%%

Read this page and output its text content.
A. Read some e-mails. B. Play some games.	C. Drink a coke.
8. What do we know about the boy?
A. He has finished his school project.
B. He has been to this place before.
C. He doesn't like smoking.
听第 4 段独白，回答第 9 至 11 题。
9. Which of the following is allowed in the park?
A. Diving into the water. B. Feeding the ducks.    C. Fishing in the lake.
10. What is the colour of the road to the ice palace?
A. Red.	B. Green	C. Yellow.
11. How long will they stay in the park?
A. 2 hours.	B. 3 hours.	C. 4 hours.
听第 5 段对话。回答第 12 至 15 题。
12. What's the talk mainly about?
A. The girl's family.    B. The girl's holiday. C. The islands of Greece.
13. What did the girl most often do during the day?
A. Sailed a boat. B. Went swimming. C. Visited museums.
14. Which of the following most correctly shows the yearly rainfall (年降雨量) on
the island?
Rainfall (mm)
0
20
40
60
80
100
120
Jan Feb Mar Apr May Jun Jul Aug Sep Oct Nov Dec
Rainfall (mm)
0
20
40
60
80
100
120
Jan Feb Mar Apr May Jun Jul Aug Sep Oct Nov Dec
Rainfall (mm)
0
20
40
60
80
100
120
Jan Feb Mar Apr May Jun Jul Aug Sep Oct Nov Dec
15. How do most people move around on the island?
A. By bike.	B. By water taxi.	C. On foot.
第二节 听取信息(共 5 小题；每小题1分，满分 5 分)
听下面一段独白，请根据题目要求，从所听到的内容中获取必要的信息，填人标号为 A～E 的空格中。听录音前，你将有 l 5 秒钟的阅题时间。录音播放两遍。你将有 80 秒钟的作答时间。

%%
%%

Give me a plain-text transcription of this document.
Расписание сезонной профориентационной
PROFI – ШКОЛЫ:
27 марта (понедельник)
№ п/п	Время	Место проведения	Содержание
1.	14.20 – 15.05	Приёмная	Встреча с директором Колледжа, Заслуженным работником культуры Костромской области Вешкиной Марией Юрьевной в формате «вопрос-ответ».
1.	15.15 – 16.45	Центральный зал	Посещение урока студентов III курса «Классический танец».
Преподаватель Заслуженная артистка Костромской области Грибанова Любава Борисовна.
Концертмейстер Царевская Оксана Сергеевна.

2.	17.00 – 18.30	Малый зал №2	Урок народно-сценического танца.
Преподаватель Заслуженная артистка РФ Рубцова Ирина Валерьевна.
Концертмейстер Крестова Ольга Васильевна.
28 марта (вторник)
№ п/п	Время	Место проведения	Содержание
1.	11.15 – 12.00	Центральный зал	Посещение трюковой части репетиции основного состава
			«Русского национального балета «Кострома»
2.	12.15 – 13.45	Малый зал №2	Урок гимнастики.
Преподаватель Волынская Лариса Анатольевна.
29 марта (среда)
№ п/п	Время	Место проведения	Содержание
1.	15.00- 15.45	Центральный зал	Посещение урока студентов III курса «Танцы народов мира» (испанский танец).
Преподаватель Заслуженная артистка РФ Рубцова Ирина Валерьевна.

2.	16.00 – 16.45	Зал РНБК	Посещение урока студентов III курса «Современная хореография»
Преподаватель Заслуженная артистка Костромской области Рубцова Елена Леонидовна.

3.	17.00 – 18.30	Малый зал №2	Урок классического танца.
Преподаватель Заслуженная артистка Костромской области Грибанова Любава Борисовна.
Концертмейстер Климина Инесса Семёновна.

%%
%%

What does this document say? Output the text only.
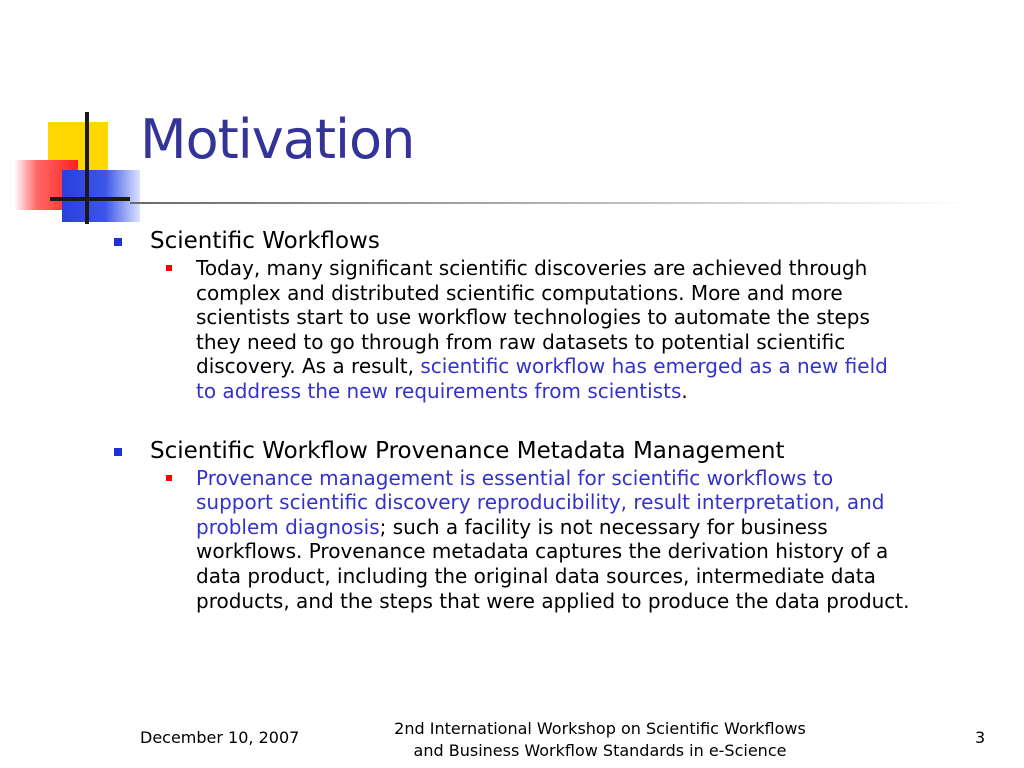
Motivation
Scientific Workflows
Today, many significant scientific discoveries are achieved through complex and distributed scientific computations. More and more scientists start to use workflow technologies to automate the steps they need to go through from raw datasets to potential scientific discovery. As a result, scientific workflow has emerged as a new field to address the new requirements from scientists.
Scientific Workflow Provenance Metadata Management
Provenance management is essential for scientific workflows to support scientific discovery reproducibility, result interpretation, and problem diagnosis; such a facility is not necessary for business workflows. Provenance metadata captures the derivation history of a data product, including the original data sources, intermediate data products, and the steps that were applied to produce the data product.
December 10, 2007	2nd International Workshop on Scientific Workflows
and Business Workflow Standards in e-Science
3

%%

# DIRECTIVE
Examine the listing and say how many of its lines contain the string "document". Give the number alone.

# FINAL RESULT
2